STATED TASK >> Wherever a line holds the word "JSON", copy that line out.

------ DATA PROVIDED

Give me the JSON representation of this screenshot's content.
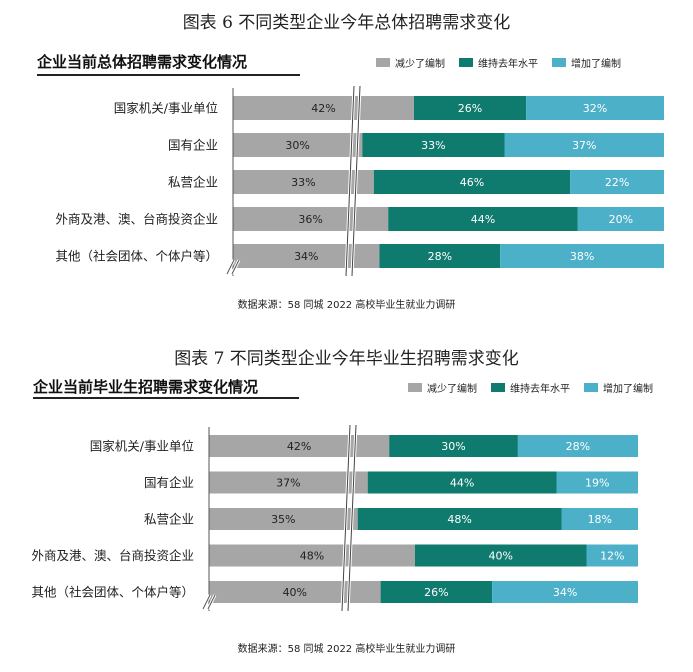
{
  "source_text": "数据来源：58 同城 2022 高校毕业生就业力调研",
  "colors": {
    "decrease": "#a6a6a6",
    "maintain": "#0f7a6e",
    "increase": "#4cb0c9"
  },
  "chart_data": [
    {
      "type": "bar",
      "figure_title": "图表  6    不同类型企业今年总体招聘需求变化",
      "title": "企业当前总体招聘需求变化情况",
      "legend": [
        "减少了编制",
        "维持去年水平",
        "增加了编制"
      ],
      "categories": [
        "国家机关/事业单位",
        "国有企业",
        "私营企业",
        "外商及港、澳、台商投资企业",
        "其他（社会团体、个体户等）"
      ],
      "series": [
        {
          "name": "减少了编制",
          "values": [
            42,
            30,
            33,
            36,
            34
          ]
        },
        {
          "name": "维持去年水平",
          "values": [
            26,
            33,
            46,
            44,
            28
          ]
        },
        {
          "name": "增加了编制",
          "values": [
            32,
            37,
            22,
            20,
            38
          ]
        }
      ],
      "stacked": true,
      "axis_break": true
    },
    {
      "type": "bar",
      "figure_title": "图表  7    不同类型企业今年毕业生招聘需求变化",
      "title": "企业当前毕业生招聘需求变化情况",
      "legend": [
        "减少了编制",
        "维持去年水平",
        "增加了编制"
      ],
      "categories": [
        "国家机关/事业单位",
        "国有企业",
        "私营企业",
        "外商及港、澳、台商投资企业",
        "其他（社会团体、个体户等）"
      ],
      "series": [
        {
          "name": "减少了编制",
          "values": [
            42,
            37,
            35,
            48,
            40
          ]
        },
        {
          "name": "维持去年水平",
          "values": [
            30,
            44,
            48,
            40,
            26
          ]
        },
        {
          "name": "增加了编制",
          "values": [
            28,
            19,
            18,
            12,
            34
          ]
        }
      ],
      "stacked": true,
      "axis_break": true
    }
  ]
}
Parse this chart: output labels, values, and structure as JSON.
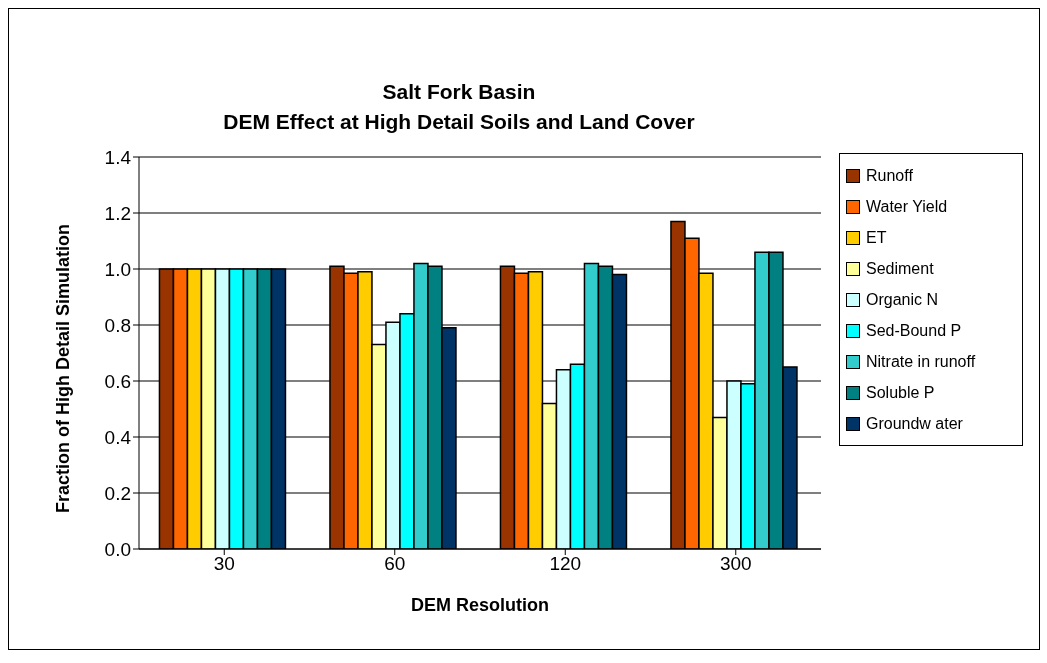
{
  "chart_data": {
    "type": "bar",
    "title": "Salt Fork Basin\nDEM Effect at High Detail Soils and Land Cover",
    "xlabel": "DEM Resolution",
    "ylabel": "Fraction of High Detail Simulation",
    "categories": [
      "30",
      "60",
      "120",
      "300"
    ],
    "ylim": [
      0,
      1.4
    ],
    "yticks": [
      {
        "value": 0,
        "label": "0.0"
      },
      {
        "value": 0.2,
        "label": "0.2"
      },
      {
        "value": 0.4,
        "label": "0.4"
      },
      {
        "value": 0.6,
        "label": "0.6"
      },
      {
        "value": 0.8,
        "label": "0.8"
      },
      {
        "value": 1,
        "label": "1.0"
      },
      {
        "value": 1.2,
        "label": "1.2"
      },
      {
        "value": 1.4,
        "label": "1.4"
      }
    ],
    "grid": "y",
    "legend": "right",
    "series": [
      {
        "name": "Runoff",
        "color": "#993300",
        "values": [
          1.0,
          1.01,
          1.01,
          1.17
        ]
      },
      {
        "name": "Water Yield",
        "color": "#ff6600",
        "values": [
          1.0,
          0.985,
          0.985,
          1.11
        ]
      },
      {
        "name": "ET",
        "color": "#ffcc00",
        "values": [
          1.0,
          0.99,
          0.99,
          0.985
        ]
      },
      {
        "name": "Sediment",
        "color": "#ffff99",
        "values": [
          1.0,
          0.73,
          0.52,
          0.47
        ]
      },
      {
        "name": "Organic N",
        "color": "#ccffff",
        "values": [
          1.0,
          0.81,
          0.64,
          0.6
        ]
      },
      {
        "name": "Sed-Bound P",
        "color": "#00ffff",
        "values": [
          1.0,
          0.84,
          0.66,
          0.59
        ]
      },
      {
        "name": "Nitrate in runoff",
        "color": "#33cccc",
        "values": [
          1.0,
          1.02,
          1.02,
          1.06
        ]
      },
      {
        "name": "Soluble P",
        "color": "#008080",
        "values": [
          1.0,
          1.01,
          1.01,
          1.06
        ]
      },
      {
        "name": "Groundw ater",
        "color": "#003366",
        "values": [
          1.0,
          0.79,
          0.98,
          0.65
        ]
      }
    ]
  }
}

------------

SOLUTION FOR THIS TASK >>
Give me the JSON representation of this screenshot's content.
Parse this chart: output labels, values, and structure as JSON.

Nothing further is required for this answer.